BEGIN Material provided

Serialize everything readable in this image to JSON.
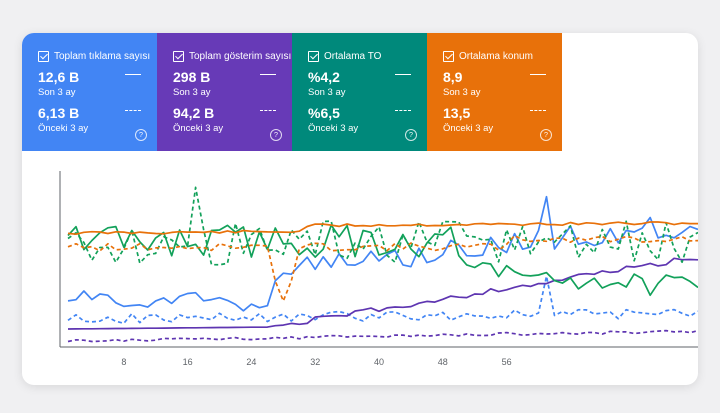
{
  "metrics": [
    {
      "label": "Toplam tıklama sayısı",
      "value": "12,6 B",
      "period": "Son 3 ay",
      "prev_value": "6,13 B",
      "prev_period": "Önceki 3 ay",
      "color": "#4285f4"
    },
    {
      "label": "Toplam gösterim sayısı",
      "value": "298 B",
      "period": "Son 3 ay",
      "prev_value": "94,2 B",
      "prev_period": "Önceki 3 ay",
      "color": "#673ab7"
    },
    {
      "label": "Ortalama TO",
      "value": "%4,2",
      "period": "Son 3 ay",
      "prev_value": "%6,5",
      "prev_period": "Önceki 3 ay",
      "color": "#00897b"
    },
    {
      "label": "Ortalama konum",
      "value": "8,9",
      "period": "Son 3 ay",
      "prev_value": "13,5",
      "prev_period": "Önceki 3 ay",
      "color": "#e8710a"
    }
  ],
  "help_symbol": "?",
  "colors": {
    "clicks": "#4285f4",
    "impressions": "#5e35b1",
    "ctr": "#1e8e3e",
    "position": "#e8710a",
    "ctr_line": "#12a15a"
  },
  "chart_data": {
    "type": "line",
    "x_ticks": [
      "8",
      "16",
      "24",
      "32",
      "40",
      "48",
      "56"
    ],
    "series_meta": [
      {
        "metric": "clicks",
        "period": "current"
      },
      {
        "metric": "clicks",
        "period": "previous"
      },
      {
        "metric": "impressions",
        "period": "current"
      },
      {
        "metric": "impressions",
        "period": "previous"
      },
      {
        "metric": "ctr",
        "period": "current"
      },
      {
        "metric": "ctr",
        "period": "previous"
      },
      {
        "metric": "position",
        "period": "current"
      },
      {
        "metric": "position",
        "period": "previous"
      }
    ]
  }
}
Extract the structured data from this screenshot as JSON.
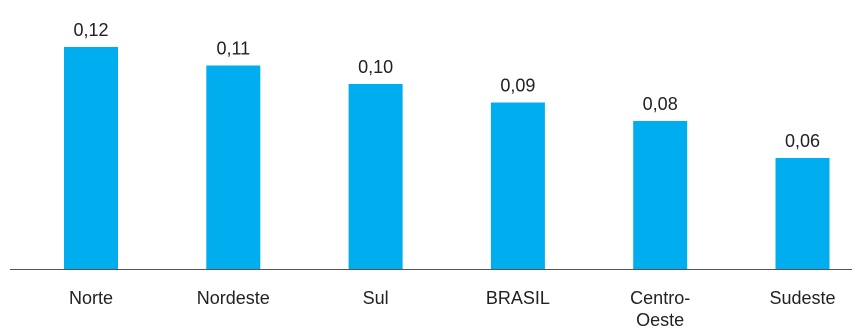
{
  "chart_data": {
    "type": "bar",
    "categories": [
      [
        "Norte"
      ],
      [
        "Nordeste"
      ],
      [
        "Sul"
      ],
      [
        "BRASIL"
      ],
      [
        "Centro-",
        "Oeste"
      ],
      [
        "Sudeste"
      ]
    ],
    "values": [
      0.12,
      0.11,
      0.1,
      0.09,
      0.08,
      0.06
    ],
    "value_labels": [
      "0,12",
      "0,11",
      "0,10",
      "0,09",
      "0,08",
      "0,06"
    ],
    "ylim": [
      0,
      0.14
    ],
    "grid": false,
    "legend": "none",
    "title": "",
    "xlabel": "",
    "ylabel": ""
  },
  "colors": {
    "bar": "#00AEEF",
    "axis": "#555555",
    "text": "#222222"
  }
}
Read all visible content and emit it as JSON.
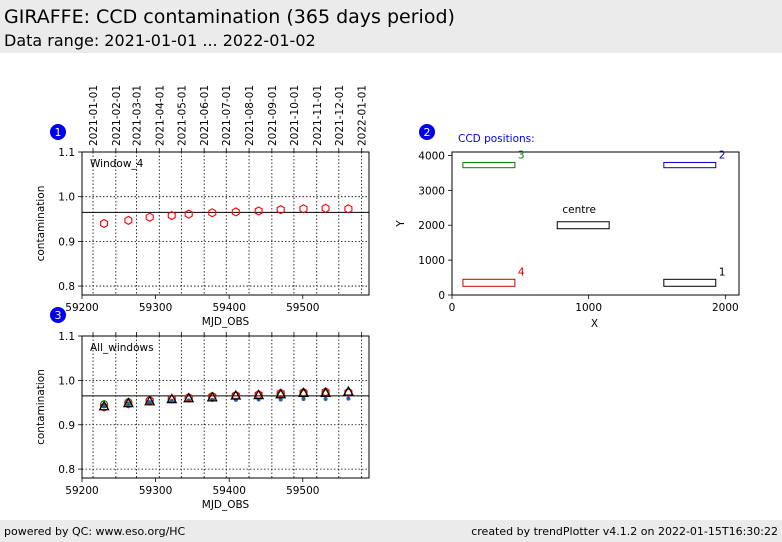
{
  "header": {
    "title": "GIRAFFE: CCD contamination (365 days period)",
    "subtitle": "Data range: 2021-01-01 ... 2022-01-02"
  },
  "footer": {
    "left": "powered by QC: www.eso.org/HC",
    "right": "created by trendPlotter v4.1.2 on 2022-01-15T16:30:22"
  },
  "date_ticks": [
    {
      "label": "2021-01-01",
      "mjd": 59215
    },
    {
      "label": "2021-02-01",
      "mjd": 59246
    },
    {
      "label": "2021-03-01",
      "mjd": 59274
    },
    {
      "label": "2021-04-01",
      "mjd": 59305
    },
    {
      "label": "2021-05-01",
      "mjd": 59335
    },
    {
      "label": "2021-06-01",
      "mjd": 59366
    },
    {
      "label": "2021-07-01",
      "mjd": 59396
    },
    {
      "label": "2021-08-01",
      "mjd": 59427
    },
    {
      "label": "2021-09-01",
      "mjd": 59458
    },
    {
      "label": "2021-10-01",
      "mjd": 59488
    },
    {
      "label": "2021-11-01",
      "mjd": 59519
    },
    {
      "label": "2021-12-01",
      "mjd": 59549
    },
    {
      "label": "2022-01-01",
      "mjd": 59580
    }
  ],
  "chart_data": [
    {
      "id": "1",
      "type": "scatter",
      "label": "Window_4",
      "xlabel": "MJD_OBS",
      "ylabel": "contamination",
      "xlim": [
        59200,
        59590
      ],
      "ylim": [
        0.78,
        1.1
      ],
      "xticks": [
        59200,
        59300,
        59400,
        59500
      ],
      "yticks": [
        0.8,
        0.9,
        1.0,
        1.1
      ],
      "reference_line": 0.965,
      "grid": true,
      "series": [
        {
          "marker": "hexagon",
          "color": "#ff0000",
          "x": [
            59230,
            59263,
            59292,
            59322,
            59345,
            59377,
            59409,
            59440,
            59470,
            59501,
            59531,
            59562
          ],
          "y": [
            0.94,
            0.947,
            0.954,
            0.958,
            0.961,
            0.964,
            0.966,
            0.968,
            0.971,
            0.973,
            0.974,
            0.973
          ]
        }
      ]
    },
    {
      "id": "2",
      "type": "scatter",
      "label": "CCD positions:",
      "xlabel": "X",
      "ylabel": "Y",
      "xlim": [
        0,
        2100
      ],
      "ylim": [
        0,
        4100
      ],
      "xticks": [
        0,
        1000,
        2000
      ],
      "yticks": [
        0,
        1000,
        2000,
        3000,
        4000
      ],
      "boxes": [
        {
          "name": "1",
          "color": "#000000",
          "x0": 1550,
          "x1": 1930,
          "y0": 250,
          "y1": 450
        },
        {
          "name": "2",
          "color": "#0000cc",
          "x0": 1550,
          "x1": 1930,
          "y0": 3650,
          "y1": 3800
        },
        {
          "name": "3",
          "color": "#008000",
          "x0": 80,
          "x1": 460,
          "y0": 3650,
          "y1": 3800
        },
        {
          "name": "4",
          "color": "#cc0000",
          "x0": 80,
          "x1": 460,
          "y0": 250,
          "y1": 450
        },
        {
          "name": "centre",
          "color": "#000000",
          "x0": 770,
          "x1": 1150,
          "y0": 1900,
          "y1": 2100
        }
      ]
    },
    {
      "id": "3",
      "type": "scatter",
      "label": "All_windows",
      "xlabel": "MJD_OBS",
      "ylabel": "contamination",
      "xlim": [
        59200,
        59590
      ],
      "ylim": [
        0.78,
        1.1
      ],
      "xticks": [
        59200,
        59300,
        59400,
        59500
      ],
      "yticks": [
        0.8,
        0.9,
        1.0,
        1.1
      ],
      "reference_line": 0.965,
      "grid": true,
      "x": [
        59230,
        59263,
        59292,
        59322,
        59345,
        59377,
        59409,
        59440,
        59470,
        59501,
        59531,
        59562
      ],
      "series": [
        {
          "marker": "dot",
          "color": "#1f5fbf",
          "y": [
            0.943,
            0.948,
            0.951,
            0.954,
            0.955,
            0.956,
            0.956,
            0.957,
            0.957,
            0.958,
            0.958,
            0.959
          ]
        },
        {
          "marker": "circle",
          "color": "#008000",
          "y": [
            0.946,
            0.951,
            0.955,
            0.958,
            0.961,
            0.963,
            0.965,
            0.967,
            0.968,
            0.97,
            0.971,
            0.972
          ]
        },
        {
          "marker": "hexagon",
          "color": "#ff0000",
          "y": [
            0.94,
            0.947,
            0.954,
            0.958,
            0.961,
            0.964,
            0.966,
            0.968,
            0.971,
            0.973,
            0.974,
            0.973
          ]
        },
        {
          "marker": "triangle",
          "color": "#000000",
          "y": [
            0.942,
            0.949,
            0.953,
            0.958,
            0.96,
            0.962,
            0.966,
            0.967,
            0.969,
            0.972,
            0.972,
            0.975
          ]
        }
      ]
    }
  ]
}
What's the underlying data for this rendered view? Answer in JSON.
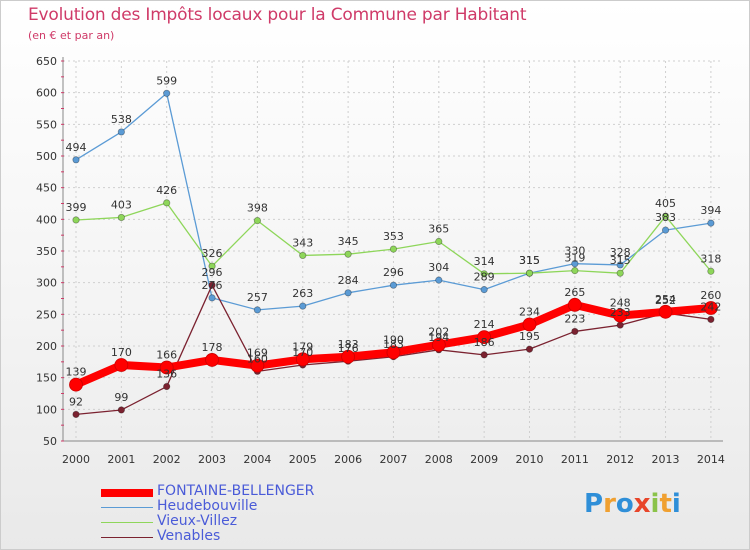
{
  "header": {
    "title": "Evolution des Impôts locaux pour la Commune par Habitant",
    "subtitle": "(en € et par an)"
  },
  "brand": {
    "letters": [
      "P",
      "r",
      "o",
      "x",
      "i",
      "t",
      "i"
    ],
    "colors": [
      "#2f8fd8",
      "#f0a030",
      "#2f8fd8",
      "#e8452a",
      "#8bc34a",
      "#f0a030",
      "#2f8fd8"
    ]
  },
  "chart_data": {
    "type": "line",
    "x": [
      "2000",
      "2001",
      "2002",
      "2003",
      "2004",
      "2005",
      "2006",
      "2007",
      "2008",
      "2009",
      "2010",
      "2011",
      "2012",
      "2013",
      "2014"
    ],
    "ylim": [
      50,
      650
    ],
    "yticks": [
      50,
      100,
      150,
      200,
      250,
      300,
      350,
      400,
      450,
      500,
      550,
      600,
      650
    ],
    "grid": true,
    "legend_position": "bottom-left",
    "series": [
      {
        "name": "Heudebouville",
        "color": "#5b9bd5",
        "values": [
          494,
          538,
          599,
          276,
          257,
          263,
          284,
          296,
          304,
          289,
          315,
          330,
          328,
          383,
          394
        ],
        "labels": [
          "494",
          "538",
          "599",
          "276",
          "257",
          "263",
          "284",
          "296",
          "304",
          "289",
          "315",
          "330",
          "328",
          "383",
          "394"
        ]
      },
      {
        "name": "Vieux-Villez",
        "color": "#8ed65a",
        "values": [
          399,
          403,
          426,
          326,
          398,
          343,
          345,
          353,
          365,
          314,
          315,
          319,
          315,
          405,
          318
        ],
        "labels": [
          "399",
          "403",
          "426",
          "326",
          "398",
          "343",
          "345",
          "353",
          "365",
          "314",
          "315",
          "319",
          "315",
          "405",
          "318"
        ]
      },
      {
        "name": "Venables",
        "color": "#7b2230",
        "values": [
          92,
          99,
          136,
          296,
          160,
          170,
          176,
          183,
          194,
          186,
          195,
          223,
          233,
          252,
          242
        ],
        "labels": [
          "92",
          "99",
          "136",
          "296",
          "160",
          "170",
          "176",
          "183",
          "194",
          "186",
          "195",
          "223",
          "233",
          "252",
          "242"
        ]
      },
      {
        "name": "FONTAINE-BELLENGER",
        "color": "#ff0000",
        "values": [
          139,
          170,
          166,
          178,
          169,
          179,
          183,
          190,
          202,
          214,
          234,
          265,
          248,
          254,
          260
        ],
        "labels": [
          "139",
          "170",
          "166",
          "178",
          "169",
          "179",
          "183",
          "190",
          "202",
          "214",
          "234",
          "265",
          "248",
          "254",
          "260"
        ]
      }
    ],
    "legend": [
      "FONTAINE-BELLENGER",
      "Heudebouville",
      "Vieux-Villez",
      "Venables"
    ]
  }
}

END Material provided

• Task directions: Filter lines by "BELLENGER" and return each hit.

• Answer to this exercise:
        "name": "FONTAINE-BELLENGER",
      "FONTAINE-BELLENGER",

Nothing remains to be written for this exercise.